■ Challenge
Output the data that follows exactly, line for line.

■ Source data

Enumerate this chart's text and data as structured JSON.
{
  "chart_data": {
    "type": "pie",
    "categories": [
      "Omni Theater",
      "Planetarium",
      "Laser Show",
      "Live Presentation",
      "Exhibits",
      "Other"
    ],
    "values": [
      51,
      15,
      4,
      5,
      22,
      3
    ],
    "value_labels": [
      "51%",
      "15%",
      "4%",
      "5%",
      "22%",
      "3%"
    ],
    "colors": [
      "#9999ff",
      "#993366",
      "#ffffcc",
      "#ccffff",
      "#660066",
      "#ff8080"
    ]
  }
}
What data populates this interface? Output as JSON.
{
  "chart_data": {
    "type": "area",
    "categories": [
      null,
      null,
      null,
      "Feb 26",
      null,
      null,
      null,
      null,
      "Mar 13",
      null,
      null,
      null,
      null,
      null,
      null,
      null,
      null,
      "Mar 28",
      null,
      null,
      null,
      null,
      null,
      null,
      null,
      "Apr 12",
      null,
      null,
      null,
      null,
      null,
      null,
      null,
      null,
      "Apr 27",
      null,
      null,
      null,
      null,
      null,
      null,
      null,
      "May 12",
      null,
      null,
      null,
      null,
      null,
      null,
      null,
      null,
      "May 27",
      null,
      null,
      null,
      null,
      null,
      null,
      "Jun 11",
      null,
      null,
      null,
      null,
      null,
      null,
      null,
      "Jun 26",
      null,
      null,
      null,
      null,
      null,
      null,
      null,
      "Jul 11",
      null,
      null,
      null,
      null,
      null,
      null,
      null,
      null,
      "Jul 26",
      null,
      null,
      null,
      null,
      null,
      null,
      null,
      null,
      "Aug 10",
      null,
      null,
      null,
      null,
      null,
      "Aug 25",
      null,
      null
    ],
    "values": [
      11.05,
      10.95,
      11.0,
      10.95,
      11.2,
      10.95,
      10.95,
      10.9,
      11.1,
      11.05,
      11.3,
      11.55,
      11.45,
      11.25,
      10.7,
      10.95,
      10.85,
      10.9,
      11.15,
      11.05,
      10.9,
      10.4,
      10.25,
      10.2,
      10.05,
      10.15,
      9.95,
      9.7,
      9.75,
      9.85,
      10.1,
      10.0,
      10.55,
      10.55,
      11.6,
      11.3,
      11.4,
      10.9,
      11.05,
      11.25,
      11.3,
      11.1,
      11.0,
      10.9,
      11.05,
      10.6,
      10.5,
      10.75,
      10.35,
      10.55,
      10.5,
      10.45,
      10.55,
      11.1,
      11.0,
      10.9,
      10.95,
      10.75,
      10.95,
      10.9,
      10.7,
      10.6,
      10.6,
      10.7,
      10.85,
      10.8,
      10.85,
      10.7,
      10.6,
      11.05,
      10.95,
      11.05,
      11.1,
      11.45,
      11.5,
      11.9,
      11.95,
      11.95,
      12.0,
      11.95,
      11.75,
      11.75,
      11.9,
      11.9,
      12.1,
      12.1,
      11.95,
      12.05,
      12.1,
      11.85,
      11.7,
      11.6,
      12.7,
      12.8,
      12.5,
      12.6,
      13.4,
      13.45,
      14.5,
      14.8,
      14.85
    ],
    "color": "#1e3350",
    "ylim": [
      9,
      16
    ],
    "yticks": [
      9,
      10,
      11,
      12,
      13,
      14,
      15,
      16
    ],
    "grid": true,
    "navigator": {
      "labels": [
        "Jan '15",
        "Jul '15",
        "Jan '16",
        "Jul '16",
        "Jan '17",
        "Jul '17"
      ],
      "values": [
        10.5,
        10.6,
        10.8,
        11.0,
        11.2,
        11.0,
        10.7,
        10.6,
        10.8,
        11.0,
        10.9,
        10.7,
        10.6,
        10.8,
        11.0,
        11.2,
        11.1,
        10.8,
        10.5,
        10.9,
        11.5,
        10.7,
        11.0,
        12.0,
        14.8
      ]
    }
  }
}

■ Answer to the exercise
Enumerate this chart's text and data as structured JSON.
{
  "chart_data": {
    "type": "pie",
    "categories": [
      "Omni Theater",
      "Planetarium",
      "Laser Show",
      "Live Presentation",
      "Exhibits",
      "Other"
    ],
    "values": [
      51,
      15,
      4,
      5,
      22,
      3
    ],
    "value_labels": [
      "51%",
      "15%",
      "4%",
      "5%",
      "22%",
      "3%"
    ],
    "colors": [
      "#9999ff",
      "#993366",
      "#ffffcc",
      "#ccffff",
      "#660066",
      "#ff8080"
    ]
  }
}
What data populates this interface? Output as JSON.
{
  "chart_data": {
    "type": "area",
    "categories": [
      null,
      null,
      null,
      "Feb 26",
      null,
      null,
      null,
      null,
      "Mar 13",
      null,
      null,
      null,
      null,
      null,
      null,
      null,
      null,
      "Mar 28",
      null,
      null,
      null,
      null,
      null,
      null,
      null,
      "Apr 12",
      null,
      null,
      null,
      null,
      null,
      null,
      null,
      null,
      "Apr 27",
      null,
      null,
      null,
      null,
      null,
      null,
      null,
      "May 12",
      null,
      null,
      null,
      null,
      null,
      null,
      null,
      null,
      "May 27",
      null,
      null,
      null,
      null,
      null,
      null,
      "Jun 11",
      null,
      null,
      null,
      null,
      null,
      null,
      null,
      "Jun 26",
      null,
      null,
      null,
      null,
      null,
      null,
      null,
      "Jul 11",
      null,
      null,
      null,
      null,
      null,
      null,
      null,
      null,
      "Jul 26",
      null,
      null,
      null,
      null,
      null,
      null,
      null,
      null,
      "Aug 10",
      null,
      null,
      null,
      null,
      null,
      "Aug 25",
      null,
      null
    ],
    "values": [
      11.05,
      10.95,
      11.0,
      10.95,
      11.2,
      10.95,
      10.95,
      10.9,
      11.1,
      11.05,
      11.3,
      11.55,
      11.45,
      11.25,
      10.7,
      10.95,
      10.85,
      10.9,
      11.15,
      11.05,
      10.9,
      10.4,
      10.25,
      10.2,
      10.05,
      10.15,
      9.95,
      9.7,
      9.75,
      9.85,
      10.1,
      10.0,
      10.55,
      10.55,
      11.6,
      11.3,
      11.4,
      10.9,
      11.05,
      11.25,
      11.3,
      11.1,
      11.0,
      10.9,
      11.05,
      10.6,
      10.5,
      10.75,
      10.35,
      10.55,
      10.5,
      10.45,
      10.55,
      11.1,
      11.0,
      10.9,
      10.95,
      10.75,
      10.95,
      10.9,
      10.7,
      10.6,
      10.6,
      10.7,
      10.85,
      10.8,
      10.85,
      10.7,
      10.6,
      11.05,
      10.95,
      11.05,
      11.1,
      11.45,
      11.5,
      11.9,
      11.95,
      11.95,
      12.0,
      11.95,
      11.75,
      11.75,
      11.9,
      11.9,
      12.1,
      12.1,
      11.95,
      12.05,
      12.1,
      11.85,
      11.7,
      11.6,
      12.7,
      12.8,
      12.5,
      12.6,
      13.4,
      13.45,
      14.5,
      14.8,
      14.85
    ],
    "color": "#1e3350",
    "ylim": [
      9,
      16
    ],
    "yticks": [
      9,
      10,
      11,
      12,
      13,
      14,
      15,
      16
    ],
    "grid": true,
    "navigator": {
      "labels": [
        "Jan '15",
        "Jul '15",
        "Jan '16",
        "Jul '16",
        "Jan '17",
        "Jul '17"
      ],
      "values": [
        10.5,
        10.6,
        10.8,
        11.0,
        11.2,
        11.0,
        10.7,
        10.6,
        10.8,
        11.0,
        10.9,
        10.7,
        10.6,
        10.8,
        11.0,
        11.2,
        11.1,
        10.8,
        10.5,
        10.9,
        11.5,
        10.7,
        11.0,
        12.0,
        14.8
      ]
    }
  }
}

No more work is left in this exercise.